BEGIN

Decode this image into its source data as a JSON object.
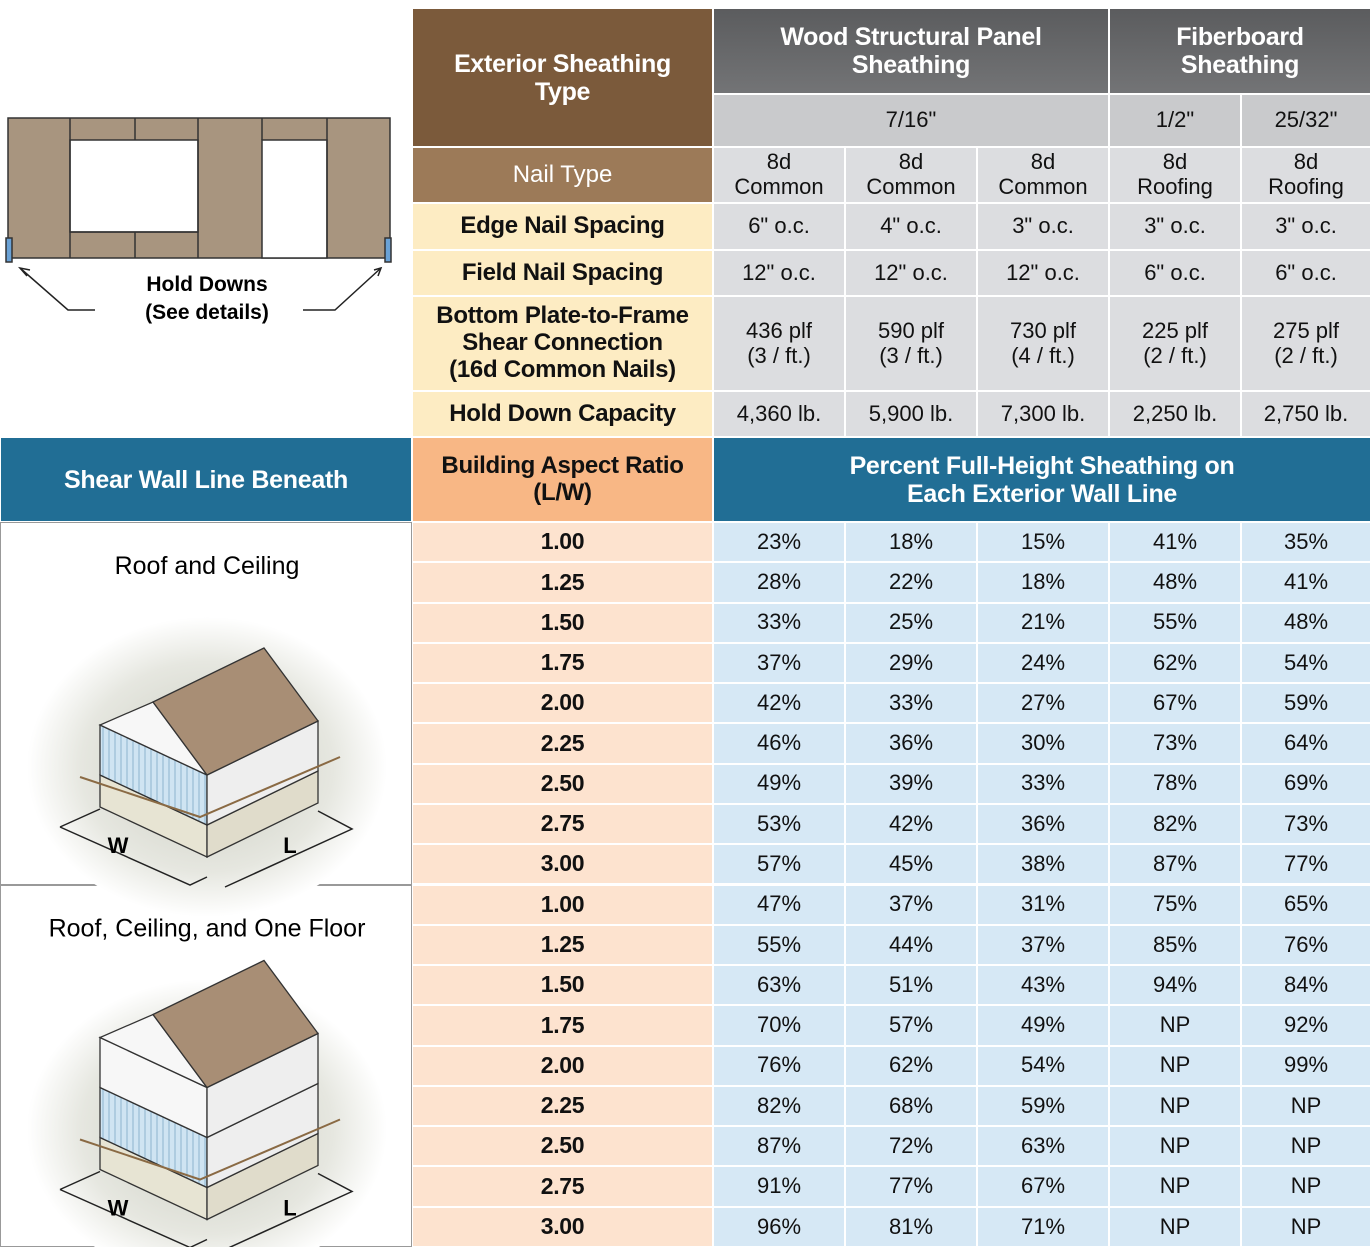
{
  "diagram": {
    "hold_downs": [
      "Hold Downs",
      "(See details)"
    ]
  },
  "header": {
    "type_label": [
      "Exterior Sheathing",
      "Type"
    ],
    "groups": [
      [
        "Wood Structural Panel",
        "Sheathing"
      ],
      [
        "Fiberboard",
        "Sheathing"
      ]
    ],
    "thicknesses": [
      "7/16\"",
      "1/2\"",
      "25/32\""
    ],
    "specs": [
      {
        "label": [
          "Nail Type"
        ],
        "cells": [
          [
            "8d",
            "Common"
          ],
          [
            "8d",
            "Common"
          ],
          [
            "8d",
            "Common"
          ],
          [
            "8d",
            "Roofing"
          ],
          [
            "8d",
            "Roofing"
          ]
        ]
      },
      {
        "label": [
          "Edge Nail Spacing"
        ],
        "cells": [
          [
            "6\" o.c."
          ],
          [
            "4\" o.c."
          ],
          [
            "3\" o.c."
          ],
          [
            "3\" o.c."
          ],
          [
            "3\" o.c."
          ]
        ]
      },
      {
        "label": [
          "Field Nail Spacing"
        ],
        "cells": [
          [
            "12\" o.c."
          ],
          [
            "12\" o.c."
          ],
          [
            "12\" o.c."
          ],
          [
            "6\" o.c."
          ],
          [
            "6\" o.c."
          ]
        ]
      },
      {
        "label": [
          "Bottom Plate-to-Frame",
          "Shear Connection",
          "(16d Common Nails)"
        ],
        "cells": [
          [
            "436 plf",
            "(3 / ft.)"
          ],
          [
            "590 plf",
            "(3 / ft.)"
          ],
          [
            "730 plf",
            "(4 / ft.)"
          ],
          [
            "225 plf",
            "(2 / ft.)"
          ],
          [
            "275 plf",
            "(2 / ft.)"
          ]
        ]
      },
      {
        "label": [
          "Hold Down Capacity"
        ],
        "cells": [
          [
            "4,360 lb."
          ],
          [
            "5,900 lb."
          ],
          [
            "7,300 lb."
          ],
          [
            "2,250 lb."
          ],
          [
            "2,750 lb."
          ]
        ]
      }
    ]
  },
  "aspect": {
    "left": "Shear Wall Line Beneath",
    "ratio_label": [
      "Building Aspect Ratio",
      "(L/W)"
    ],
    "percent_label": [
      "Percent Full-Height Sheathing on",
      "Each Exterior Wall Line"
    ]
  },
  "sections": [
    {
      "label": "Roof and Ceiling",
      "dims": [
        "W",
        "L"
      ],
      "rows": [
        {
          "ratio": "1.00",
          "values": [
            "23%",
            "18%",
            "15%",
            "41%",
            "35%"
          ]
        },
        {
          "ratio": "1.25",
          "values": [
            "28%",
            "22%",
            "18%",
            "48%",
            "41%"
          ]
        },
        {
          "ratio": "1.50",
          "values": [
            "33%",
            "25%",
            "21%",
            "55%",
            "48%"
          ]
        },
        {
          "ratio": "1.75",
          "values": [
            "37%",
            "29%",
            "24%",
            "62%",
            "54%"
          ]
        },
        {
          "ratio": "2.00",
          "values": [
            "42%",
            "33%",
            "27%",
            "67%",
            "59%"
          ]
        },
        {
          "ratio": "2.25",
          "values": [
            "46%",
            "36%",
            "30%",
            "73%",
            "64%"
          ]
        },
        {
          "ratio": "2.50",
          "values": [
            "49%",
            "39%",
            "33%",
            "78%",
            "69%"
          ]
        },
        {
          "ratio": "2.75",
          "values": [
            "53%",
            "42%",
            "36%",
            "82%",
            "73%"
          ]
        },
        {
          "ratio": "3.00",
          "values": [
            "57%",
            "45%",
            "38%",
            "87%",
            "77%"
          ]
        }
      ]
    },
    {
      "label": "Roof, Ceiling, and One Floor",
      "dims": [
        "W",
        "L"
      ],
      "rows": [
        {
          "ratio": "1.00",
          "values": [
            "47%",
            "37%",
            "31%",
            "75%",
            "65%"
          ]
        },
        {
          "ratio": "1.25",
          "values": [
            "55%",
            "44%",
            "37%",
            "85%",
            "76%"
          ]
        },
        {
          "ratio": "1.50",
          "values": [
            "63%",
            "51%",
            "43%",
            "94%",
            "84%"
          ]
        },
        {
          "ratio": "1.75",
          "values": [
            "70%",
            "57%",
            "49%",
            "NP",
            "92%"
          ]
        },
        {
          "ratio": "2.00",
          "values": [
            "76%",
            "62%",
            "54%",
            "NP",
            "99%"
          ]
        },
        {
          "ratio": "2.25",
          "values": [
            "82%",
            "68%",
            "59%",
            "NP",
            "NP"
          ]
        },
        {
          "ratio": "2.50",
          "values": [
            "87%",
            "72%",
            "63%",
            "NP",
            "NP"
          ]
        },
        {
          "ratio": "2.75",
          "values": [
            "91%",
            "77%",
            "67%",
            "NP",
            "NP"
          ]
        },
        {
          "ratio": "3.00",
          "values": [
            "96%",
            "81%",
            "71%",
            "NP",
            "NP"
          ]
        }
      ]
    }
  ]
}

END

WHAT TO DO – Reproduce every record word for word. The copy must contain no pictures.

ANSWER BELOW –
Decode this image into its source data as a JSON object.
{
  "diagram": {
    "hold_downs": [
      "Hold Downs",
      "(See details)"
    ]
  },
  "header": {
    "type_label": [
      "Exterior Sheathing",
      "Type"
    ],
    "groups": [
      [
        "Wood Structural Panel",
        "Sheathing"
      ],
      [
        "Fiberboard",
        "Sheathing"
      ]
    ],
    "thicknesses": [
      "7/16\"",
      "1/2\"",
      "25/32\""
    ],
    "specs": [
      {
        "label": [
          "Nail Type"
        ],
        "cells": [
          [
            "8d",
            "Common"
          ],
          [
            "8d",
            "Common"
          ],
          [
            "8d",
            "Common"
          ],
          [
            "8d",
            "Roofing"
          ],
          [
            "8d",
            "Roofing"
          ]
        ]
      },
      {
        "label": [
          "Edge Nail Spacing"
        ],
        "cells": [
          [
            "6\" o.c."
          ],
          [
            "4\" o.c."
          ],
          [
            "3\" o.c."
          ],
          [
            "3\" o.c."
          ],
          [
            "3\" o.c."
          ]
        ]
      },
      {
        "label": [
          "Field Nail Spacing"
        ],
        "cells": [
          [
            "12\" o.c."
          ],
          [
            "12\" o.c."
          ],
          [
            "12\" o.c."
          ],
          [
            "6\" o.c."
          ],
          [
            "6\" o.c."
          ]
        ]
      },
      {
        "label": [
          "Bottom Plate-to-Frame",
          "Shear Connection",
          "(16d Common Nails)"
        ],
        "cells": [
          [
            "436 plf",
            "(3 / ft.)"
          ],
          [
            "590 plf",
            "(3 / ft.)"
          ],
          [
            "730 plf",
            "(4 / ft.)"
          ],
          [
            "225 plf",
            "(2 / ft.)"
          ],
          [
            "275 plf",
            "(2 / ft.)"
          ]
        ]
      },
      {
        "label": [
          "Hold Down Capacity"
        ],
        "cells": [
          [
            "4,360 lb."
          ],
          [
            "5,900 lb."
          ],
          [
            "7,300 lb."
          ],
          [
            "2,250 lb."
          ],
          [
            "2,750 lb."
          ]
        ]
      }
    ]
  },
  "aspect": {
    "left": "Shear Wall Line Beneath",
    "ratio_label": [
      "Building Aspect Ratio",
      "(L/W)"
    ],
    "percent_label": [
      "Percent Full-Height Sheathing on",
      "Each Exterior Wall Line"
    ]
  },
  "sections": [
    {
      "label": "Roof and Ceiling",
      "dims": [
        "W",
        "L"
      ],
      "rows": [
        {
          "ratio": "1.00",
          "values": [
            "23%",
            "18%",
            "15%",
            "41%",
            "35%"
          ]
        },
        {
          "ratio": "1.25",
          "values": [
            "28%",
            "22%",
            "18%",
            "48%",
            "41%"
          ]
        },
        {
          "ratio": "1.50",
          "values": [
            "33%",
            "25%",
            "21%",
            "55%",
            "48%"
          ]
        },
        {
          "ratio": "1.75",
          "values": [
            "37%",
            "29%",
            "24%",
            "62%",
            "54%"
          ]
        },
        {
          "ratio": "2.00",
          "values": [
            "42%",
            "33%",
            "27%",
            "67%",
            "59%"
          ]
        },
        {
          "ratio": "2.25",
          "values": [
            "46%",
            "36%",
            "30%",
            "73%",
            "64%"
          ]
        },
        {
          "ratio": "2.50",
          "values": [
            "49%",
            "39%",
            "33%",
            "78%",
            "69%"
          ]
        },
        {
          "ratio": "2.75",
          "values": [
            "53%",
            "42%",
            "36%",
            "82%",
            "73%"
          ]
        },
        {
          "ratio": "3.00",
          "values": [
            "57%",
            "45%",
            "38%",
            "87%",
            "77%"
          ]
        }
      ]
    },
    {
      "label": "Roof, Ceiling, and One Floor",
      "dims": [
        "W",
        "L"
      ],
      "rows": [
        {
          "ratio": "1.00",
          "values": [
            "47%",
            "37%",
            "31%",
            "75%",
            "65%"
          ]
        },
        {
          "ratio": "1.25",
          "values": [
            "55%",
            "44%",
            "37%",
            "85%",
            "76%"
          ]
        },
        {
          "ratio": "1.50",
          "values": [
            "63%",
            "51%",
            "43%",
            "94%",
            "84%"
          ]
        },
        {
          "ratio": "1.75",
          "values": [
            "70%",
            "57%",
            "49%",
            "NP",
            "92%"
          ]
        },
        {
          "ratio": "2.00",
          "values": [
            "76%",
            "62%",
            "54%",
            "NP",
            "99%"
          ]
        },
        {
          "ratio": "2.25",
          "values": [
            "82%",
            "68%",
            "59%",
            "NP",
            "NP"
          ]
        },
        {
          "ratio": "2.50",
          "values": [
            "87%",
            "72%",
            "63%",
            "NP",
            "NP"
          ]
        },
        {
          "ratio": "2.75",
          "values": [
            "91%",
            "77%",
            "67%",
            "NP",
            "NP"
          ]
        },
        {
          "ratio": "3.00",
          "values": [
            "96%",
            "81%",
            "71%",
            "NP",
            "NP"
          ]
        }
      ]
    }
  ]
}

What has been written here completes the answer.